● WORK TO COMPLETE: In your copy, leave out the pictures; write out all the data exactly.

Stored data entries:
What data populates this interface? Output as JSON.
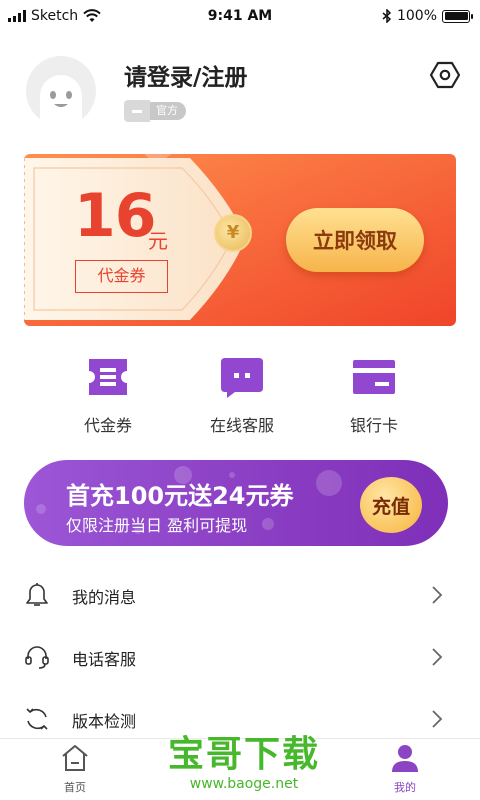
{
  "status_bar": {
    "carrier": "Sketch",
    "time": "9:41 AM",
    "battery_text": "100%",
    "battery_level": 1.0
  },
  "profile": {
    "name": "请登录/注册",
    "badge": "官方"
  },
  "coupon": {
    "amount": "16",
    "unit": "元",
    "label": "代金券",
    "coin_symbol": "¥",
    "claim_button": "立即领取"
  },
  "quick_actions": [
    {
      "label": "代金券",
      "icon": "ticket-icon"
    },
    {
      "label": "在线客服",
      "icon": "chat-icon"
    },
    {
      "label": "银行卡",
      "icon": "bank-card-icon"
    }
  ],
  "promo": {
    "title": "首充100元送24元券",
    "subtitle": "仅限注册当日 盈利可提现",
    "button": "充值"
  },
  "menu": [
    {
      "label": "我的消息",
      "icon": "bell-icon"
    },
    {
      "label": "电话客服",
      "icon": "headset-icon"
    },
    {
      "label": "版本检测",
      "icon": "refresh-icon"
    }
  ],
  "tabs": [
    {
      "label": "首页",
      "icon": "home-icon",
      "active": false
    },
    {
      "label": "我的",
      "icon": "user-icon",
      "active": true
    }
  ],
  "watermark": {
    "text": "宝哥下载",
    "url": "www.baoge.net"
  },
  "colors": {
    "accent_purple": "#8b44c4",
    "coupon_red": "#e8432e",
    "coupon_orange": "#f6683a",
    "watermark_green": "#47b72b"
  }
}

● WRITTEN ANSWER:
What data populates this interface? Output as JSON.
{
  "status_bar": {
    "carrier": "Sketch",
    "time": "9:41 AM",
    "battery_text": "100%",
    "battery_level": 1.0
  },
  "profile": {
    "name": "请登录/注册",
    "badge": "官方"
  },
  "coupon": {
    "amount": "16",
    "unit": "元",
    "label": "代金券",
    "coin_symbol": "¥",
    "claim_button": "立即领取"
  },
  "quick_actions": [
    {
      "label": "代金券",
      "icon": "ticket-icon"
    },
    {
      "label": "在线客服",
      "icon": "chat-icon"
    },
    {
      "label": "银行卡",
      "icon": "bank-card-icon"
    }
  ],
  "promo": {
    "title": "首充100元送24元券",
    "subtitle": "仅限注册当日 盈利可提现",
    "button": "充值"
  },
  "menu": [
    {
      "label": "我的消息",
      "icon": "bell-icon"
    },
    {
      "label": "电话客服",
      "icon": "headset-icon"
    },
    {
      "label": "版本检测",
      "icon": "refresh-icon"
    }
  ],
  "tabs": [
    {
      "label": "首页",
      "icon": "home-icon",
      "active": false
    },
    {
      "label": "我的",
      "icon": "user-icon",
      "active": true
    }
  ],
  "watermark": {
    "text": "宝哥下载",
    "url": "www.baoge.net"
  },
  "colors": {
    "accent_purple": "#8b44c4",
    "coupon_red": "#e8432e",
    "coupon_orange": "#f6683a",
    "watermark_green": "#47b72b"
  }
}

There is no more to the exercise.